EXERCISE: Give every line back verbatim, dropping all images.

SUPPLIED ENTRIES:
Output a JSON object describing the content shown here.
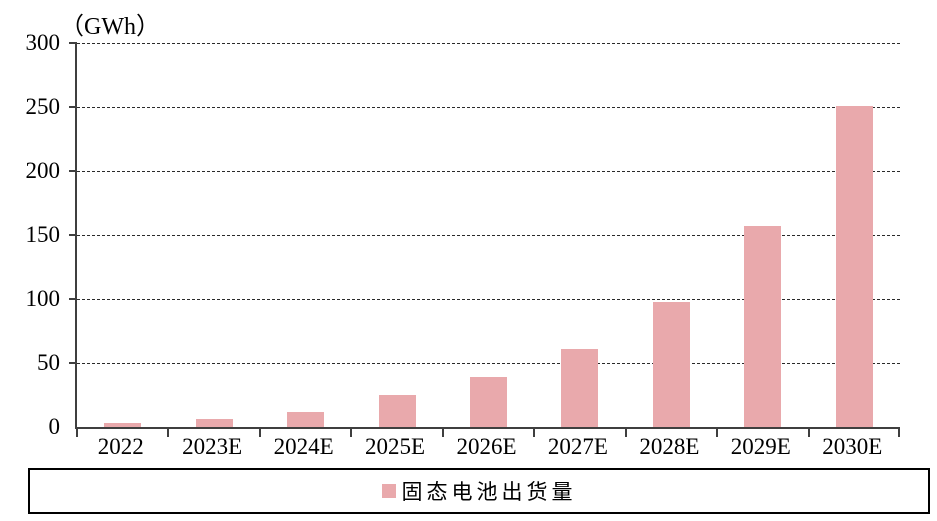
{
  "chart_data": {
    "type": "bar",
    "title": "",
    "ylabel_unit": "（GWh）",
    "categories": [
      "2022",
      "2023E",
      "2024E",
      "2025E",
      "2026E",
      "2027E",
      "2028E",
      "2029E",
      "2030E"
    ],
    "series": [
      {
        "name": "固态电池出货量",
        "values": [
          3,
          6,
          12,
          25,
          39,
          61,
          98,
          157,
          251
        ]
      }
    ],
    "ylim": [
      0,
      300
    ],
    "yticks": [
      0,
      50,
      100,
      150,
      200,
      250,
      300
    ],
    "grid": "horizontal-dashed",
    "legend_position": "bottom-boxed",
    "colors": {
      "bar": "#E9A9AC",
      "axis": "#3F3F3F",
      "gridline": "#2A2A2A",
      "text": "#000000",
      "legend_border": "#000000",
      "background": "#FFFFFF"
    }
  },
  "legend": {
    "items": [
      {
        "label": "固态电池出货量",
        "marker": "square",
        "color": "#E9A9AC"
      }
    ]
  }
}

OUTPUT FOR THIS EXERCISE:
Output a JSON object describing the content shown here.
{
  "chart_data": {
    "type": "bar",
    "title": "",
    "ylabel_unit": "（GWh）",
    "categories": [
      "2022",
      "2023E",
      "2024E",
      "2025E",
      "2026E",
      "2027E",
      "2028E",
      "2029E",
      "2030E"
    ],
    "series": [
      {
        "name": "固态电池出货量",
        "values": [
          3,
          6,
          12,
          25,
          39,
          61,
          98,
          157,
          251
        ]
      }
    ],
    "ylim": [
      0,
      300
    ],
    "yticks": [
      0,
      50,
      100,
      150,
      200,
      250,
      300
    ],
    "grid": "horizontal-dashed",
    "legend_position": "bottom-boxed",
    "colors": {
      "bar": "#E9A9AC",
      "axis": "#3F3F3F",
      "gridline": "#2A2A2A",
      "text": "#000000",
      "legend_border": "#000000",
      "background": "#FFFFFF"
    }
  },
  "legend": {
    "items": [
      {
        "label": "固态电池出货量",
        "marker": "square",
        "color": "#E9A9AC"
      }
    ]
  }
}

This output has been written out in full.